Extract every line of the records that contains the word "suspension", matching its case exactly.
-- Start of Information supplied --
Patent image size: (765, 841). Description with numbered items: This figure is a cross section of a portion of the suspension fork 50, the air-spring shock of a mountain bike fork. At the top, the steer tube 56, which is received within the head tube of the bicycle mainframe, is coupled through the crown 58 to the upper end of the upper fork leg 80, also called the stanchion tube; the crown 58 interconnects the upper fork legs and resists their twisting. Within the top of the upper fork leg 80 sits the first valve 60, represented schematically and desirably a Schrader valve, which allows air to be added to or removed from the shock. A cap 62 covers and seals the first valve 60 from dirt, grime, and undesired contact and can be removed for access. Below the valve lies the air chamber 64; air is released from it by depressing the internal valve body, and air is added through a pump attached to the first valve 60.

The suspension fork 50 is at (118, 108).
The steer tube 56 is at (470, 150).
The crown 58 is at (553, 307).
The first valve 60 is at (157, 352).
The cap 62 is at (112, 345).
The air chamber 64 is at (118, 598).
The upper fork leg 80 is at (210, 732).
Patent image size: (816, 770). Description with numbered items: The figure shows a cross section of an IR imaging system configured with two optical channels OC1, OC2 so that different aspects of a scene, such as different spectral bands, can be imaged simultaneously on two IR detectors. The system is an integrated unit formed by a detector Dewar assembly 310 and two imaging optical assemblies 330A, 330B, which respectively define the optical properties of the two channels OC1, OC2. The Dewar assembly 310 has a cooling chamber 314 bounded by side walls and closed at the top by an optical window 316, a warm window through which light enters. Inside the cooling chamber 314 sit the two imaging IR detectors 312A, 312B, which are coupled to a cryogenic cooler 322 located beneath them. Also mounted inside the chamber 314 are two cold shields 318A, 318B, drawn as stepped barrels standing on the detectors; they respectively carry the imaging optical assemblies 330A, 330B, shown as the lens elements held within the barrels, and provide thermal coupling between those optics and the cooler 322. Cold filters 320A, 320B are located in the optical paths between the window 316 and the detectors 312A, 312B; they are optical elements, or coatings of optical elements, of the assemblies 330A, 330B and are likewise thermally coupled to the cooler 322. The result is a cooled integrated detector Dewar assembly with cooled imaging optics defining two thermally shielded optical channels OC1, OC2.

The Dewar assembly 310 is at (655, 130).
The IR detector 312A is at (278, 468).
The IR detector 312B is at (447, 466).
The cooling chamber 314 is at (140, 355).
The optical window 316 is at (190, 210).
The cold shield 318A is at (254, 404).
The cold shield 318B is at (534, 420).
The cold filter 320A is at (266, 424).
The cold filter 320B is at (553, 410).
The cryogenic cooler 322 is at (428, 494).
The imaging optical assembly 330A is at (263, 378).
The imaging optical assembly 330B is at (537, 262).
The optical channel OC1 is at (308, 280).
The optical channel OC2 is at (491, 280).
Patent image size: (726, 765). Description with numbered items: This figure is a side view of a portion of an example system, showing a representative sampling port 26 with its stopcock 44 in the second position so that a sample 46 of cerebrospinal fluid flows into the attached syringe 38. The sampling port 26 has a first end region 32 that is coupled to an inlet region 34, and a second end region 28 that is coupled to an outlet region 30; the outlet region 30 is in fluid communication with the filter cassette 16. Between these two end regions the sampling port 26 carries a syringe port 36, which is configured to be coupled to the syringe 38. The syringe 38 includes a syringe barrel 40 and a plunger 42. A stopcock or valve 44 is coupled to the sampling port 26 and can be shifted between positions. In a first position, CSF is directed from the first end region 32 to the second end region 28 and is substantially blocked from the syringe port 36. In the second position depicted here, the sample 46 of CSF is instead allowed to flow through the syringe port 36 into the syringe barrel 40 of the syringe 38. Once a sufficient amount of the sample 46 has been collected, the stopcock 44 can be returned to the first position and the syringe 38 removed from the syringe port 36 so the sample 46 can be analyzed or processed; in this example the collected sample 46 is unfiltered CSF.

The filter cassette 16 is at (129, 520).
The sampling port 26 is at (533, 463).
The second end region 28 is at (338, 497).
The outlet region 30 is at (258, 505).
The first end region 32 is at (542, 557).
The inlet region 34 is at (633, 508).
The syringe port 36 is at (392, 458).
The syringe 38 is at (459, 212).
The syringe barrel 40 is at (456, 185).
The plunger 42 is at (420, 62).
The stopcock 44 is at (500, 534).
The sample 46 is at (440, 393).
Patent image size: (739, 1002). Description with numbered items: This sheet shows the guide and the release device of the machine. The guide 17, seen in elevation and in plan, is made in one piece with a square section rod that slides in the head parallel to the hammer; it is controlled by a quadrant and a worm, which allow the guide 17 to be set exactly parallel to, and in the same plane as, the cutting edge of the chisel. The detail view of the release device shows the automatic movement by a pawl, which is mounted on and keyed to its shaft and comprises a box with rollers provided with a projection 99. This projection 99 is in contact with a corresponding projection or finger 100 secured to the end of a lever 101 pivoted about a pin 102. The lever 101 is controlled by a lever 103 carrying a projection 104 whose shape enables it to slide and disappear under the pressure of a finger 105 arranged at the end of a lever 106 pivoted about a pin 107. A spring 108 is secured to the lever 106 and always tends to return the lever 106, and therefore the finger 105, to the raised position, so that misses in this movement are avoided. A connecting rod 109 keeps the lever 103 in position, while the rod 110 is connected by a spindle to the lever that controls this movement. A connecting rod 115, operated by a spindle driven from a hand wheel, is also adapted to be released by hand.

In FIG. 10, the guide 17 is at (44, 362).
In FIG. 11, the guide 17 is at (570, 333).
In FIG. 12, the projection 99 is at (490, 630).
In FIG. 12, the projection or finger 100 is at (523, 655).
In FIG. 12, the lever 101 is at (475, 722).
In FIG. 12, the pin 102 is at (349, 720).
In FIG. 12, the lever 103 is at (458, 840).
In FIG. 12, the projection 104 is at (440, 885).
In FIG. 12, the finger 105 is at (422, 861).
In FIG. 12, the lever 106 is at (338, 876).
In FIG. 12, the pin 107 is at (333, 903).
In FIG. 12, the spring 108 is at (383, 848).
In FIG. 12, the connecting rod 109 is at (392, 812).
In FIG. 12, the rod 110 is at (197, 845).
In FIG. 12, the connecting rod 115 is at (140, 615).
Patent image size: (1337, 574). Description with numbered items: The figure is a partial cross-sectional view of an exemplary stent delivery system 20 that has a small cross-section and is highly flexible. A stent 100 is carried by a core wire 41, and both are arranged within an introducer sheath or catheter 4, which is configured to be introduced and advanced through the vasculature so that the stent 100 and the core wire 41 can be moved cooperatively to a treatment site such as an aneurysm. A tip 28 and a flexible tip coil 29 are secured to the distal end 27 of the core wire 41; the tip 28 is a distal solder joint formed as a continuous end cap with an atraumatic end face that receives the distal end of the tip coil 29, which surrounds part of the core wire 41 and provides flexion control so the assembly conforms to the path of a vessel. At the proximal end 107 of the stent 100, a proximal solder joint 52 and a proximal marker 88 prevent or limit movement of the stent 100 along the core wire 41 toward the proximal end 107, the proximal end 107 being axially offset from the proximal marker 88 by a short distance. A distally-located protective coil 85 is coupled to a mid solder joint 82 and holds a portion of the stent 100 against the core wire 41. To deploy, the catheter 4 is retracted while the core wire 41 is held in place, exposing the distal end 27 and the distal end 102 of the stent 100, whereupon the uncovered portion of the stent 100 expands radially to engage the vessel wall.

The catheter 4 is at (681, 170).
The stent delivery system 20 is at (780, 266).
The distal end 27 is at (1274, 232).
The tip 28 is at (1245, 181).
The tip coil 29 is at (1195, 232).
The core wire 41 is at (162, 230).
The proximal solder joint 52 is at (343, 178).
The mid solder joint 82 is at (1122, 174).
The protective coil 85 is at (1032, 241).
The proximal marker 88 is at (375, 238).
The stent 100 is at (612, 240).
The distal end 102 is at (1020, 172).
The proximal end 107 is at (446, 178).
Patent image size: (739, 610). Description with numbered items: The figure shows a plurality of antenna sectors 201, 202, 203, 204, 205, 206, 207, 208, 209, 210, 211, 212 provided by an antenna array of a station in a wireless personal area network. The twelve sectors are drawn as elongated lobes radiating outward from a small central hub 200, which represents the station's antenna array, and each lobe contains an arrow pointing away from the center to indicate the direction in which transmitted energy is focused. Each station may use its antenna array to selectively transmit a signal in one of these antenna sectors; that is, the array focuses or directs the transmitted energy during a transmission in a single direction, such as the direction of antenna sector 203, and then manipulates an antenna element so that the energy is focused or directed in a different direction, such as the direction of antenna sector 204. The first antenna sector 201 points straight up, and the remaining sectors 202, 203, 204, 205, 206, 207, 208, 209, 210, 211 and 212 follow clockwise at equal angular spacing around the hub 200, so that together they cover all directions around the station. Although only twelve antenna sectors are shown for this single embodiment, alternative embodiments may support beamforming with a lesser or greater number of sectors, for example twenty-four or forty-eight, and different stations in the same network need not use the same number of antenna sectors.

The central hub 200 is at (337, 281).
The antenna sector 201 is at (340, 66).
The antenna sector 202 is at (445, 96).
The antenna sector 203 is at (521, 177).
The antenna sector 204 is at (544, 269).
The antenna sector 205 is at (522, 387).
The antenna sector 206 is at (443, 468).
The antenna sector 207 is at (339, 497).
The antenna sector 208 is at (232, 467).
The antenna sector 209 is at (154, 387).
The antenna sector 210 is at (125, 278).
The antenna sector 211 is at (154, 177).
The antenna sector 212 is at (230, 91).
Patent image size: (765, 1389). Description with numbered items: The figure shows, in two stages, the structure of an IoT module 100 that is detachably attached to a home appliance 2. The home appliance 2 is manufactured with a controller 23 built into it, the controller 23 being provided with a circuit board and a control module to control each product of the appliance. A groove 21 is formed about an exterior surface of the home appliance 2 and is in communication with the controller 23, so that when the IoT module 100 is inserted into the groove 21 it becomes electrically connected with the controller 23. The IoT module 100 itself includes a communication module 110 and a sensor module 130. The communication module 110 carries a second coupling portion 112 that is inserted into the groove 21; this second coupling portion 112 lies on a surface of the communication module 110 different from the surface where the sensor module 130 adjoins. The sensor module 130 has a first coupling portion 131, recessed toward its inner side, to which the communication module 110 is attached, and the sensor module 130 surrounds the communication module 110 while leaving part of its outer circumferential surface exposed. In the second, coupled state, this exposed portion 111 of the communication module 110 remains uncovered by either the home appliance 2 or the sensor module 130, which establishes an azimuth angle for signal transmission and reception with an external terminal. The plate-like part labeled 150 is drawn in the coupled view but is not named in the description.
-- End of Information supplied --
• _Solved exercise_
Patent image size: (765, 841). Description with numbered items: This figure is a cross section of a portion of the suspension fork 50, the air-spring shock of a mountain bike fork. At the top, the steer tube 56, which is received within the head tube of the bicycle mainframe, is coupled through the crown 58 to the upper end of the upper fork leg 80, also called the stanchion tube; the crown 58 interconnects the upper fork legs and resists their twisting. Within the top of the upper fork leg 80 sits the first valve 60, represented schematically and desirably a Schrader valve, which allows air to be added to or removed from the shock. A cap 62 covers and seals the first valve 60 from dirt, grime, and undesired contact and can be removed for access. Below the valve lies the air chamber 64; air is released from it by depressing the internal valve body, and air is added through a pump attached to the first valve 60.
The suspension fork 50 is at (118, 108).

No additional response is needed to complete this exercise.